[[ Reading text, beginning ]]
On Oct 28, 2010, at 3:37 , Jeff Hobbs wrote:
> On 2010-10-22, at 10:01 AM, Lindley, Robert A wrote:
>> I would like to use the tktable widget, but can't find any information on
>> how to pass something as the -variable option and be able to display and
>> retrieve data.
>>
>> use Tkx;
>> Tkx::package_require("Tktable");
>>
>> my $mw = Tkx::widget->new(".");
>> my $t = $mw->new_table(
>> -rows => 5,
>> -cols => 3,
>> );
>> $t->g_pack;
>>
>> Tkx::MainLoop()
>>
>> I found the above in the ActiveState documentation. It works as expected.
>>
>> All attempts to display or retrieve data have failed.
>
> So in working with Bob to address this, I found that there is a key missing
> feature in Tkx to support the final solution - obtaining the $interp used by
> Tkx.
>
> My first point was that the table by default needs a data source. The easiest
> is to use '-cache => 1' to say cache data in memory. To tie it to a hash, you
> need to use tie and reference the tied name in Tcl (.e.g -variable =>
> 'myarray'). It turns out the docs for Tcl.pm are incorrect in not quoting
> Tcl::Var, but it would look like this:
>
> tie %hash, 'Tcl::Var', $interp, "myarray";
>
> The real problem though is how do you get $interp from Tkx? It looks like
> you don't. It's a 'my' var in Tkx::i namespace, and the rest of the package
> handily abstracts everything so neatly that you don't need access to $interp.
> EXCEPT in this one case. I patched Tkx to have
>
> sub interp { return $interp; }
>
> in the Tkx::i namespace, which would allow:
>
> tie %hash, 'Tcl::Var', Tkx::i::interp(), "myarray";
>
> and checked that this does work with the attached sources. The question is,
> is this the correct answer? Should Tkx have a different redirect for 'tie',
> or should there be another way to get the $interp reference that Tkx uses?
>
> Gisle - any thoughts on this?
The $interp is hidden because I simply did not want to expose any of the Tcl.pm
interface. I wanted Tkx to stand on its own, be easy to grok, and be
documented without reference to Tcl.pm. That would also allow a potential
future development where Tkx embeds libtcl directly instead of adaping the
Tcl.pm interfaces and its quirks. This isn't likely to happen any time soon,
so I don't mind adding a (undocumented) Tkx::i::interp() function for the cases
where you need direct access.
For this specific problem I think we should just make passing of a hash
reference to a Tcl command work the same way it works to pass a scalar
reference. It should then be possible to just use:
my %hash = ( # data to display
'1,1' => 'Goodby',
'2,2' => 'cruel',
'3,3' => 'world',
);
my $t = $mw->new_table(
-rows => 5,
-cols => 3,
-variable => \%hash,
);
I'll play around a bit to figure if I can make that work easily.
[[ Reading text, end ]]
**Work to complete:** Condense the paragraph in the email thread above that begins "The $interp is hidden because" into a short bulleted list of its main points. The lines that follow were drawn from a separate source.
[[ Given entries, beginning ]]
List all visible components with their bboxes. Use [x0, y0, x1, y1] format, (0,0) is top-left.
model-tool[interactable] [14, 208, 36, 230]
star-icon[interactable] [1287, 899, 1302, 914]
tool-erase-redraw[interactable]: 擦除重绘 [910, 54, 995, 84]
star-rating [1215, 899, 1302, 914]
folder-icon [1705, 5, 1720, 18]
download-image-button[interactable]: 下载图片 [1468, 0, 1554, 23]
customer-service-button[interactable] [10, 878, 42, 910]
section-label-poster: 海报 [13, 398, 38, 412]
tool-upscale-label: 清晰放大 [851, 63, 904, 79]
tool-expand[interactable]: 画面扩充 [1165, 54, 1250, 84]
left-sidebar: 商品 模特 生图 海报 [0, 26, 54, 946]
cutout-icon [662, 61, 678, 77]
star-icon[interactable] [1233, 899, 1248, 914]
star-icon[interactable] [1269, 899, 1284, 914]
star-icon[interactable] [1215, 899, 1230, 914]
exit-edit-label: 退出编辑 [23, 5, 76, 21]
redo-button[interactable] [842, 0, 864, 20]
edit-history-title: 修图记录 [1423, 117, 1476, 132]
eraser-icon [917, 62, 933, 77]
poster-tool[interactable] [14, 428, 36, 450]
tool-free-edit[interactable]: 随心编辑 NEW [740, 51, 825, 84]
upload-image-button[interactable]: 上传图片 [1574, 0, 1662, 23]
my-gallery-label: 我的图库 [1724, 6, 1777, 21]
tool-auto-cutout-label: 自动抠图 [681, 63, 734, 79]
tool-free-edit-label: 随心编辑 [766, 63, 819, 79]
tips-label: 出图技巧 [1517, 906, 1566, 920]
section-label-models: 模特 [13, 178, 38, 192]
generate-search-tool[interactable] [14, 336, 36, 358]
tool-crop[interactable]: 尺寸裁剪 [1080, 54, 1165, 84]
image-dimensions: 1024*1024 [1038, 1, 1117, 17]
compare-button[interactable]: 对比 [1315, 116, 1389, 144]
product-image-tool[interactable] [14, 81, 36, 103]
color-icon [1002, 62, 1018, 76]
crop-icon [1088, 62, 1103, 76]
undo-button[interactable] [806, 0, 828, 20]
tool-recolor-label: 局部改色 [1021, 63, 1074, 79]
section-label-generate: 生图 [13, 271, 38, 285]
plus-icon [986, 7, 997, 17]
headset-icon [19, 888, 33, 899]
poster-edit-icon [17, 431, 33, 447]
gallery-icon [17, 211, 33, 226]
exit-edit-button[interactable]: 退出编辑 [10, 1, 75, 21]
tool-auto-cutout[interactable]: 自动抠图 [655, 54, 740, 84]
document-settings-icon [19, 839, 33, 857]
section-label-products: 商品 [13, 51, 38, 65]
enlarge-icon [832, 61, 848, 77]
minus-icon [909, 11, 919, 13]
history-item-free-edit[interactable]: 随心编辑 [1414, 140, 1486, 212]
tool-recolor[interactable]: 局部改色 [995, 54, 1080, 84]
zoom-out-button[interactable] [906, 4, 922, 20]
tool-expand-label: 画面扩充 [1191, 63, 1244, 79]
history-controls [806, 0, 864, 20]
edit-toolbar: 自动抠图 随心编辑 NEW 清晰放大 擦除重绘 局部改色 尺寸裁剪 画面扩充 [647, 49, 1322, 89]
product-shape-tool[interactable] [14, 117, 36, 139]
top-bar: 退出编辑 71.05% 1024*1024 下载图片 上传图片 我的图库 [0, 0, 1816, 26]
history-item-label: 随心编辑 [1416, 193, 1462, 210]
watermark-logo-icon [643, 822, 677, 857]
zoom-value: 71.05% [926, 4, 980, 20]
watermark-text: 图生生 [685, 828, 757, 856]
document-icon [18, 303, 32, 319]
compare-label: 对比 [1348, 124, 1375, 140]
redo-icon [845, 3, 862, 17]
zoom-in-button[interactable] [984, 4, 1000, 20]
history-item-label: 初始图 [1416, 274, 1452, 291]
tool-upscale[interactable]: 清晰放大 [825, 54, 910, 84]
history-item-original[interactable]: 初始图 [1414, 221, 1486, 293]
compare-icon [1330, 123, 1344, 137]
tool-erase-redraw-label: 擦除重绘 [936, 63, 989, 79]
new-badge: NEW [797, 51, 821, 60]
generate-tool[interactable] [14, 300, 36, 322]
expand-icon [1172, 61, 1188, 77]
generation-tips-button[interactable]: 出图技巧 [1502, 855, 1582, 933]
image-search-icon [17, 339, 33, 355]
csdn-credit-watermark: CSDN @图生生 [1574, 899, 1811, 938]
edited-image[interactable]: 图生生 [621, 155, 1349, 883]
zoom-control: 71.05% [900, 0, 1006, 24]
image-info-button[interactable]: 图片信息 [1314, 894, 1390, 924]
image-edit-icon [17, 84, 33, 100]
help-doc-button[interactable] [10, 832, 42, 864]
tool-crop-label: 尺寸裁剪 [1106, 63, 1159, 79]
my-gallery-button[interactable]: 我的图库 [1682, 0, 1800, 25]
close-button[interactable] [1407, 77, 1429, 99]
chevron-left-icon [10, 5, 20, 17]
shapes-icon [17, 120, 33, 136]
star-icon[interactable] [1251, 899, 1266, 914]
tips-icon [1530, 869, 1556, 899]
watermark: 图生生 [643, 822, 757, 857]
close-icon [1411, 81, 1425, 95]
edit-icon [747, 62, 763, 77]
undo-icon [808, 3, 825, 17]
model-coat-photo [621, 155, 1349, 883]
[[ Given entries, end ]]
**Answer section:**
- The $interp is hidden so that none of the Tcl.pm interface is exposed.
- The goal was for Tkx to stand on its own, be easy to grok, and be documented without reference to Tcl.pm.
- This would also leave room for Tkx to someday embed libtcl directly instead of adapting Tcl.pm's interfaces and quirks.
- Since that is unlikely to happen soon, adding an undocumented Tkx::i::interp() function for cases needing direct access is acceptable.